#### DATA EXCERPTS

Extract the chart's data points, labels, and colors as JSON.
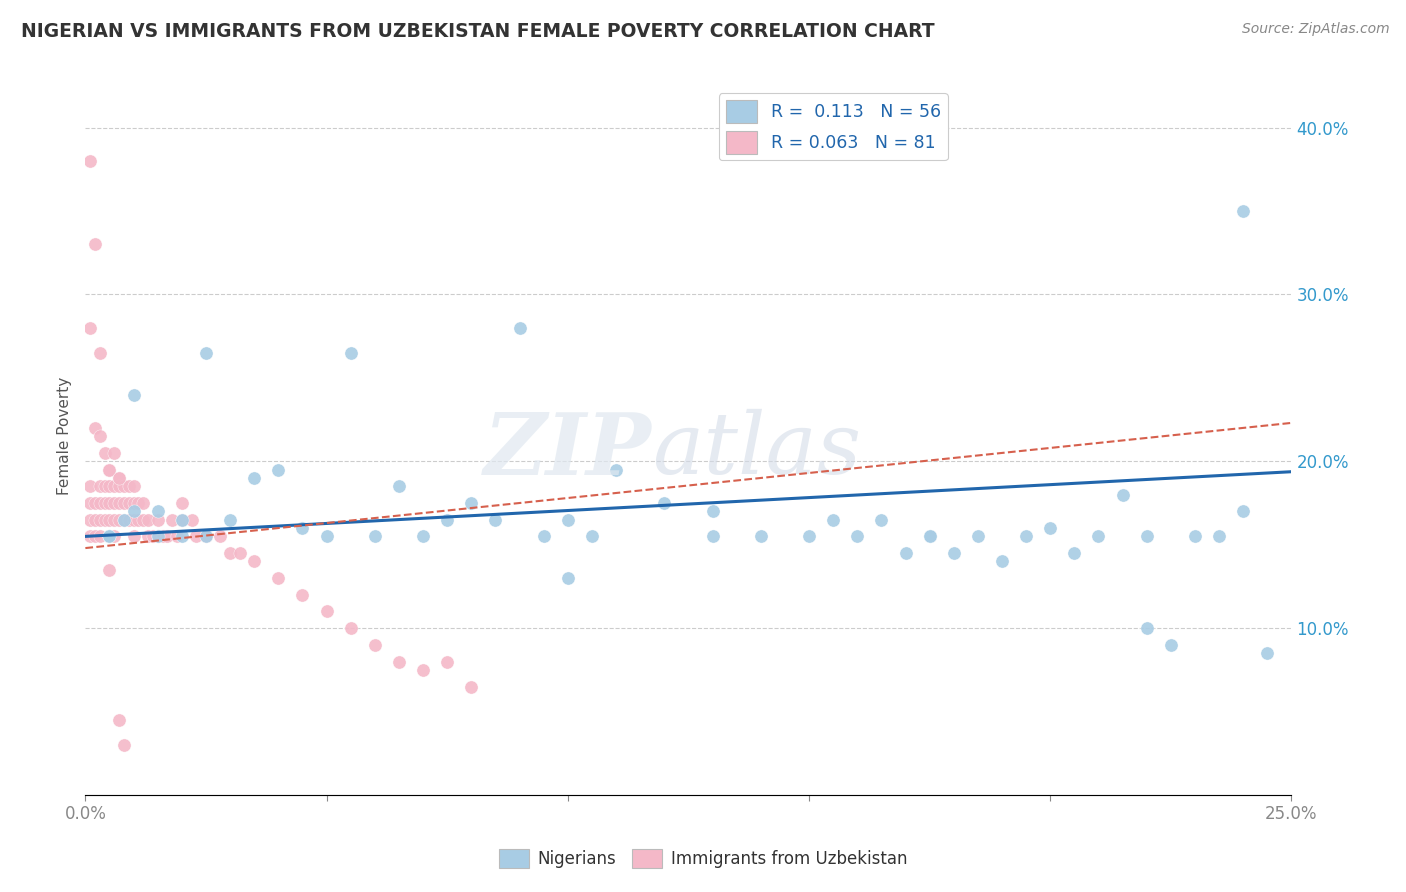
{
  "title": "NIGERIAN VS IMMIGRANTS FROM UZBEKISTAN FEMALE POVERTY CORRELATION CHART",
  "source": "Source: ZipAtlas.com",
  "ylabel": "Female Poverty",
  "ytick_vals": [
    0.1,
    0.2,
    0.3,
    0.4
  ],
  "ytick_labels": [
    "10.0%",
    "20.0%",
    "30.0%",
    "40.0%"
  ],
  "xlim": [
    0.0,
    0.25
  ],
  "ylim": [
    0.0,
    0.43
  ],
  "blue_color": "#a8cce4",
  "pink_color": "#f4b8c8",
  "line_blue": "#2166ac",
  "line_pink": "#d6604d",
  "nigerians_x": [
    0.005,
    0.008,
    0.01,
    0.015,
    0.02,
    0.025,
    0.03,
    0.035,
    0.04,
    0.045,
    0.05,
    0.055,
    0.06,
    0.065,
    0.07,
    0.075,
    0.08,
    0.085,
    0.09,
    0.095,
    0.1,
    0.105,
    0.11,
    0.12,
    0.13,
    0.14,
    0.15,
    0.155,
    0.16,
    0.165,
    0.17,
    0.175,
    0.18,
    0.185,
    0.19,
    0.195,
    0.2,
    0.205,
    0.21,
    0.215,
    0.22,
    0.225,
    0.23,
    0.235,
    0.24,
    0.245,
    0.005,
    0.01,
    0.015,
    0.02,
    0.025,
    0.1,
    0.13,
    0.175,
    0.24,
    0.22
  ],
  "nigerians_y": [
    0.155,
    0.165,
    0.17,
    0.155,
    0.155,
    0.265,
    0.165,
    0.19,
    0.195,
    0.16,
    0.155,
    0.265,
    0.155,
    0.185,
    0.155,
    0.165,
    0.175,
    0.165,
    0.28,
    0.155,
    0.165,
    0.155,
    0.195,
    0.175,
    0.17,
    0.155,
    0.155,
    0.165,
    0.155,
    0.165,
    0.145,
    0.155,
    0.145,
    0.155,
    0.14,
    0.155,
    0.16,
    0.145,
    0.155,
    0.18,
    0.155,
    0.09,
    0.155,
    0.155,
    0.17,
    0.085,
    0.155,
    0.24,
    0.17,
    0.165,
    0.155,
    0.13,
    0.155,
    0.155,
    0.35,
    0.1
  ],
  "uzbek_x": [
    0.001,
    0.001,
    0.001,
    0.001,
    0.002,
    0.002,
    0.002,
    0.003,
    0.003,
    0.003,
    0.003,
    0.004,
    0.004,
    0.004,
    0.005,
    0.005,
    0.005,
    0.005,
    0.005,
    0.006,
    0.006,
    0.006,
    0.006,
    0.007,
    0.007,
    0.007,
    0.007,
    0.008,
    0.008,
    0.008,
    0.009,
    0.009,
    0.009,
    0.01,
    0.01,
    0.01,
    0.01,
    0.011,
    0.011,
    0.012,
    0.012,
    0.013,
    0.013,
    0.014,
    0.015,
    0.015,
    0.016,
    0.017,
    0.018,
    0.019,
    0.02,
    0.02,
    0.022,
    0.023,
    0.025,
    0.028,
    0.03,
    0.032,
    0.035,
    0.04,
    0.045,
    0.05,
    0.055,
    0.06,
    0.065,
    0.07,
    0.075,
    0.08,
    0.001,
    0.001,
    0.002,
    0.002,
    0.003,
    0.003,
    0.004,
    0.005,
    0.005,
    0.006,
    0.007,
    0.007,
    0.008
  ],
  "uzbek_y": [
    0.165,
    0.175,
    0.185,
    0.155,
    0.175,
    0.165,
    0.155,
    0.185,
    0.175,
    0.165,
    0.155,
    0.185,
    0.175,
    0.165,
    0.195,
    0.185,
    0.175,
    0.165,
    0.155,
    0.185,
    0.175,
    0.165,
    0.155,
    0.19,
    0.185,
    0.175,
    0.165,
    0.185,
    0.175,
    0.165,
    0.185,
    0.175,
    0.165,
    0.185,
    0.175,
    0.165,
    0.155,
    0.175,
    0.165,
    0.175,
    0.165,
    0.155,
    0.165,
    0.155,
    0.165,
    0.155,
    0.155,
    0.155,
    0.165,
    0.155,
    0.165,
    0.175,
    0.165,
    0.155,
    0.155,
    0.155,
    0.145,
    0.145,
    0.14,
    0.13,
    0.12,
    0.11,
    0.1,
    0.09,
    0.08,
    0.075,
    0.08,
    0.065,
    0.38,
    0.28,
    0.33,
    0.22,
    0.265,
    0.215,
    0.205,
    0.195,
    0.135,
    0.205,
    0.19,
    0.045,
    0.03
  ]
}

########

REQUIRED WORK:
The records above must be printed exactly; the pictures stay out.

TASK SOLUTION:
Extract the chart's data points, labels, and colors as JSON.
{
  "title": "NIGERIAN VS IMMIGRANTS FROM UZBEKISTAN FEMALE POVERTY CORRELATION CHART",
  "source": "Source: ZipAtlas.com",
  "ylabel": "Female Poverty",
  "ytick_vals": [
    0.1,
    0.2,
    0.3,
    0.4
  ],
  "ytick_labels": [
    "10.0%",
    "20.0%",
    "30.0%",
    "40.0%"
  ],
  "xlim": [
    0.0,
    0.25
  ],
  "ylim": [
    0.0,
    0.43
  ],
  "blue_color": "#a8cce4",
  "pink_color": "#f4b8c8",
  "line_blue": "#2166ac",
  "line_pink": "#d6604d",
  "nigerians_x": [
    0.005,
    0.008,
    0.01,
    0.015,
    0.02,
    0.025,
    0.03,
    0.035,
    0.04,
    0.045,
    0.05,
    0.055,
    0.06,
    0.065,
    0.07,
    0.075,
    0.08,
    0.085,
    0.09,
    0.095,
    0.1,
    0.105,
    0.11,
    0.12,
    0.13,
    0.14,
    0.15,
    0.155,
    0.16,
    0.165,
    0.17,
    0.175,
    0.18,
    0.185,
    0.19,
    0.195,
    0.2,
    0.205,
    0.21,
    0.215,
    0.22,
    0.225,
    0.23,
    0.235,
    0.24,
    0.245,
    0.005,
    0.01,
    0.015,
    0.02,
    0.025,
    0.1,
    0.13,
    0.175,
    0.24,
    0.22
  ],
  "nigerians_y": [
    0.155,
    0.165,
    0.17,
    0.155,
    0.155,
    0.265,
    0.165,
    0.19,
    0.195,
    0.16,
    0.155,
    0.265,
    0.155,
    0.185,
    0.155,
    0.165,
    0.175,
    0.165,
    0.28,
    0.155,
    0.165,
    0.155,
    0.195,
    0.175,
    0.17,
    0.155,
    0.155,
    0.165,
    0.155,
    0.165,
    0.145,
    0.155,
    0.145,
    0.155,
    0.14,
    0.155,
    0.16,
    0.145,
    0.155,
    0.18,
    0.155,
    0.09,
    0.155,
    0.155,
    0.17,
    0.085,
    0.155,
    0.24,
    0.17,
    0.165,
    0.155,
    0.13,
    0.155,
    0.155,
    0.35,
    0.1
  ],
  "uzbek_x": [
    0.001,
    0.001,
    0.001,
    0.001,
    0.002,
    0.002,
    0.002,
    0.003,
    0.003,
    0.003,
    0.003,
    0.004,
    0.004,
    0.004,
    0.005,
    0.005,
    0.005,
    0.005,
    0.005,
    0.006,
    0.006,
    0.006,
    0.006,
    0.007,
    0.007,
    0.007,
    0.007,
    0.008,
    0.008,
    0.008,
    0.009,
    0.009,
    0.009,
    0.01,
    0.01,
    0.01,
    0.01,
    0.011,
    0.011,
    0.012,
    0.012,
    0.013,
    0.013,
    0.014,
    0.015,
    0.015,
    0.016,
    0.017,
    0.018,
    0.019,
    0.02,
    0.02,
    0.022,
    0.023,
    0.025,
    0.028,
    0.03,
    0.032,
    0.035,
    0.04,
    0.045,
    0.05,
    0.055,
    0.06,
    0.065,
    0.07,
    0.075,
    0.08,
    0.001,
    0.001,
    0.002,
    0.002,
    0.003,
    0.003,
    0.004,
    0.005,
    0.005,
    0.006,
    0.007,
    0.007,
    0.008
  ],
  "uzbek_y": [
    0.165,
    0.175,
    0.185,
    0.155,
    0.175,
    0.165,
    0.155,
    0.185,
    0.175,
    0.165,
    0.155,
    0.185,
    0.175,
    0.165,
    0.195,
    0.185,
    0.175,
    0.165,
    0.155,
    0.185,
    0.175,
    0.165,
    0.155,
    0.19,
    0.185,
    0.175,
    0.165,
    0.185,
    0.175,
    0.165,
    0.185,
    0.175,
    0.165,
    0.185,
    0.175,
    0.165,
    0.155,
    0.175,
    0.165,
    0.175,
    0.165,
    0.155,
    0.165,
    0.155,
    0.165,
    0.155,
    0.155,
    0.155,
    0.165,
    0.155,
    0.165,
    0.175,
    0.165,
    0.155,
    0.155,
    0.155,
    0.145,
    0.145,
    0.14,
    0.13,
    0.12,
    0.11,
    0.1,
    0.09,
    0.08,
    0.075,
    0.08,
    0.065,
    0.38,
    0.28,
    0.33,
    0.22,
    0.265,
    0.215,
    0.205,
    0.195,
    0.135,
    0.205,
    0.19,
    0.045,
    0.03
  ]
}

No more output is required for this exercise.